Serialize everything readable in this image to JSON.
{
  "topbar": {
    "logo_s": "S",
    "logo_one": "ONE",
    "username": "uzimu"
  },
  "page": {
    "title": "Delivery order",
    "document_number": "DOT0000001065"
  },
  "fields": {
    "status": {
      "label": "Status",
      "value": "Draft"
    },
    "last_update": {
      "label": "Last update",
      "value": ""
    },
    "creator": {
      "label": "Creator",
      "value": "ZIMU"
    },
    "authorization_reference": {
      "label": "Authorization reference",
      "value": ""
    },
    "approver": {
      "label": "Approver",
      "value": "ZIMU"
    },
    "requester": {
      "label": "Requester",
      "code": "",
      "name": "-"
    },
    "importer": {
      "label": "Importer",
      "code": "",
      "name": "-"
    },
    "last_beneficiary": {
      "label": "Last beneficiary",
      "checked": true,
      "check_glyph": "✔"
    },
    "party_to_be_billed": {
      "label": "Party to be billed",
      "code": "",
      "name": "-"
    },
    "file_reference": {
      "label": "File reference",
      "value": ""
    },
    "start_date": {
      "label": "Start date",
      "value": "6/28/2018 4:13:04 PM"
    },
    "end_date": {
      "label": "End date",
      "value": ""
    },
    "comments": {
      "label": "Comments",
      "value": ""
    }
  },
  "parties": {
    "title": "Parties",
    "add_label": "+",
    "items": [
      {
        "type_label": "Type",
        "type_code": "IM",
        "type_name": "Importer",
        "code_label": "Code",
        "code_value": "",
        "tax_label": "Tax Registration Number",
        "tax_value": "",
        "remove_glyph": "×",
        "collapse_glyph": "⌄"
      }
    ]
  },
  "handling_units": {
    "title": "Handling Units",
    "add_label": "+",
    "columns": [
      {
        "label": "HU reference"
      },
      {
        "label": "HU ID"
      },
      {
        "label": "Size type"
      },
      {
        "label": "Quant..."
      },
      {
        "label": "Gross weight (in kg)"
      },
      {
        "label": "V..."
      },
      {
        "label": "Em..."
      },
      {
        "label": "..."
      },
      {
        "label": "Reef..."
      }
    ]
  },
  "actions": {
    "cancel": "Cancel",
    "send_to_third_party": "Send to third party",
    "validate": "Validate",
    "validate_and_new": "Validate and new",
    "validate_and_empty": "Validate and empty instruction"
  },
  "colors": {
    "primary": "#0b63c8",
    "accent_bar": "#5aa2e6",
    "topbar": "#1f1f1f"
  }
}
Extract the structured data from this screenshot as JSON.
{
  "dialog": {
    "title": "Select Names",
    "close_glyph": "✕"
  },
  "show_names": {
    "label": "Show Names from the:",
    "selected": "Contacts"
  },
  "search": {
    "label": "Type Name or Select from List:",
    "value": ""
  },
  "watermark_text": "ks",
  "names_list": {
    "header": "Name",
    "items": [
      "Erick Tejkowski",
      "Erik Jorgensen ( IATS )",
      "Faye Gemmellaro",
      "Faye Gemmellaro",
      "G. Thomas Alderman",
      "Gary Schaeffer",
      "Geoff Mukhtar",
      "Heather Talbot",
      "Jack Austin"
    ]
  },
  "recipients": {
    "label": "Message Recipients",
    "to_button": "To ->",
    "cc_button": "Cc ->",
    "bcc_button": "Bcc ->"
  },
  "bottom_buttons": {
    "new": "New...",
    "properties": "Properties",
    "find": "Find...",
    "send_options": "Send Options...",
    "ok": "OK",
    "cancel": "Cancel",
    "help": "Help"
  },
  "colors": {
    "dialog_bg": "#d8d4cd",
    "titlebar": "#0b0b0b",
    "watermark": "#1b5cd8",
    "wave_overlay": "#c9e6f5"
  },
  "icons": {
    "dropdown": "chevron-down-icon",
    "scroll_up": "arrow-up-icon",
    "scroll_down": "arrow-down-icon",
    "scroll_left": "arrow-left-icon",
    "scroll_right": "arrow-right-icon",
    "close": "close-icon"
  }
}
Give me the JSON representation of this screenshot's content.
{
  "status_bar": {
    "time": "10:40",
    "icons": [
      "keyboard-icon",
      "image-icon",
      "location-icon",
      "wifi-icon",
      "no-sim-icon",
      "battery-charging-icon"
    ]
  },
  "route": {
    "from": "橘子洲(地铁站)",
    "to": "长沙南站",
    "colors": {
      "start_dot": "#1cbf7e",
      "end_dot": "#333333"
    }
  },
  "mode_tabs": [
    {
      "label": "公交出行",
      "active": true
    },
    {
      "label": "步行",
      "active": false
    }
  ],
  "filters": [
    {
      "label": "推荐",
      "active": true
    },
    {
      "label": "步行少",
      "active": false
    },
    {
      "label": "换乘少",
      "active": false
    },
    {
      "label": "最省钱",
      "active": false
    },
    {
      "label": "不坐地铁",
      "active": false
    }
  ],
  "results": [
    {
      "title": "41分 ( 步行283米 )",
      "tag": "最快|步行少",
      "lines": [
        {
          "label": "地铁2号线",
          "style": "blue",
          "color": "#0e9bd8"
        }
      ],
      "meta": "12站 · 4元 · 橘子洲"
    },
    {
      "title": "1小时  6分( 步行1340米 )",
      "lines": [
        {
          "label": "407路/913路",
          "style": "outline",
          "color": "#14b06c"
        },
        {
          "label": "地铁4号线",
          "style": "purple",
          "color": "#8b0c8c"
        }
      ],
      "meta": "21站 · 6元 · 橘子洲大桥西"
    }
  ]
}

○ ○ ○

■ Exercise goal ■
Repeat the data above exactly.

■ Result of this exercise ■
Serialize everything readable in this image to JSON.
{
  "topbar": {
    "logo_s": "S",
    "logo_one": "ONE",
    "username": "uzimu"
  },
  "page": {
    "title": "Delivery order",
    "document_number": "DOT0000001065"
  },
  "fields": {
    "status": {
      "label": "Status",
      "value": "Draft"
    },
    "last_update": {
      "label": "Last update",
      "value": ""
    },
    "creator": {
      "label": "Creator",
      "value": "ZIMU"
    },
    "authorization_reference": {
      "label": "Authorization reference",
      "value": ""
    },
    "approver": {
      "label": "Approver",
      "value": "ZIMU"
    },
    "requester": {
      "label": "Requester",
      "code": "",
      "name": "-"
    },
    "importer": {
      "label": "Importer",
      "code": "",
      "name": "-"
    },
    "last_beneficiary": {
      "label": "Last beneficiary",
      "checked": true,
      "check_glyph": "✔"
    },
    "party_to_be_billed": {
      "label": "Party to be billed",
      "code": "",
      "name": "-"
    },
    "file_reference": {
      "label": "File reference",
      "value": ""
    },
    "start_date": {
      "label": "Start date",
      "value": "6/28/2018 4:13:04 PM"
    },
    "end_date": {
      "label": "End date",
      "value": ""
    },
    "comments": {
      "label": "Comments",
      "value": ""
    }
  },
  "parties": {
    "title": "Parties",
    "add_label": "+",
    "items": [
      {
        "type_label": "Type",
        "type_code": "IM",
        "type_name": "Importer",
        "code_label": "Code",
        "code_value": "",
        "tax_label": "Tax Registration Number",
        "tax_value": "",
        "remove_glyph": "×",
        "collapse_glyph": "⌄"
      }
    ]
  },
  "handling_units": {
    "title": "Handling Units",
    "add_label": "+",
    "columns": [
      {
        "label": "HU reference"
      },
      {
        "label": "HU ID"
      },
      {
        "label": "Size type"
      },
      {
        "label": "Quant..."
      },
      {
        "label": "Gross weight (in kg)"
      },
      {
        "label": "V..."
      },
      {
        "label": "Em..."
      },
      {
        "label": "..."
      },
      {
        "label": "Reef..."
      }
    ]
  },
  "actions": {
    "cancel": "Cancel",
    "send_to_third_party": "Send to third party",
    "validate": "Validate",
    "validate_and_new": "Validate and new",
    "validate_and_empty": "Validate and empty instruction"
  },
  "colors": {
    "primary": "#0b63c8",
    "accent_bar": "#5aa2e6",
    "topbar": "#1f1f1f"
  }
}
Extract the structured data from this screenshot as JSON.
{
  "dialog": {
    "title": "Select Names",
    "close_glyph": "✕"
  },
  "show_names": {
    "label": "Show Names from the:",
    "selected": "Contacts"
  },
  "search": {
    "label": "Type Name or Select from List:",
    "value": ""
  },
  "watermark_text": "ks",
  "names_list": {
    "header": "Name",
    "items": [
      "Erick Tejkowski",
      "Erik Jorgensen ( IATS )",
      "Faye Gemmellaro",
      "Faye Gemmellaro",
      "G. Thomas Alderman",
      "Gary Schaeffer",
      "Geoff Mukhtar",
      "Heather Talbot",
      "Jack Austin"
    ]
  },
  "recipients": {
    "label": "Message Recipients",
    "to_button": "To ->",
    "cc_button": "Cc ->",
    "bcc_button": "Bcc ->"
  },
  "bottom_buttons": {
    "new": "New...",
    "properties": "Properties",
    "find": "Find...",
    "send_options": "Send Options...",
    "ok": "OK",
    "cancel": "Cancel",
    "help": "Help"
  },
  "colors": {
    "dialog_bg": "#d8d4cd",
    "titlebar": "#0b0b0b",
    "watermark": "#1b5cd8",
    "wave_overlay": "#c9e6f5"
  },
  "icons": {
    "dropdown": "chevron-down-icon",
    "scroll_up": "arrow-up-icon",
    "scroll_down": "arrow-down-icon",
    "scroll_left": "arrow-left-icon",
    "scroll_right": "arrow-right-icon",
    "close": "close-icon"
  }
}
Give me the JSON representation of this screenshot's content.
{
  "status_bar": {
    "time": "10:40",
    "icons": [
      "keyboard-icon",
      "image-icon",
      "location-icon",
      "wifi-icon",
      "no-sim-icon",
      "battery-charging-icon"
    ]
  },
  "route": {
    "from": "橘子洲(地铁站)",
    "to": "长沙南站",
    "colors": {
      "start_dot": "#1cbf7e",
      "end_dot": "#333333"
    }
  },
  "mode_tabs": [
    {
      "label": "公交出行",
      "active": true
    },
    {
      "label": "步行",
      "active": false
    }
  ],
  "filters": [
    {
      "label": "推荐",
      "active": true
    },
    {
      "label": "步行少",
      "active": false
    },
    {
      "label": "换乘少",
      "active": false
    },
    {
      "label": "最省钱",
      "active": false
    },
    {
      "label": "不坐地铁",
      "active": false
    }
  ],
  "results": [
    {
      "title": "41分 ( 步行283米 )",
      "tag": "最快|步行少",
      "lines": [
        {
          "label": "地铁2号线",
          "style": "blue",
          "color": "#0e9bd8"
        }
      ],
      "meta": "12站 · 4元 · 橘子洲"
    },
    {
      "title": "1小时  6分( 步行1340米 )",
      "lines": [
        {
          "label": "407路/913路",
          "style": "outline",
          "color": "#14b06c"
        },
        {
          "label": "地铁4号线",
          "style": "purple",
          "color": "#8b0c8c"
        }
      ],
      "meta": "21站 · 6元 · 橘子洲大桥西"
    }
  ]
}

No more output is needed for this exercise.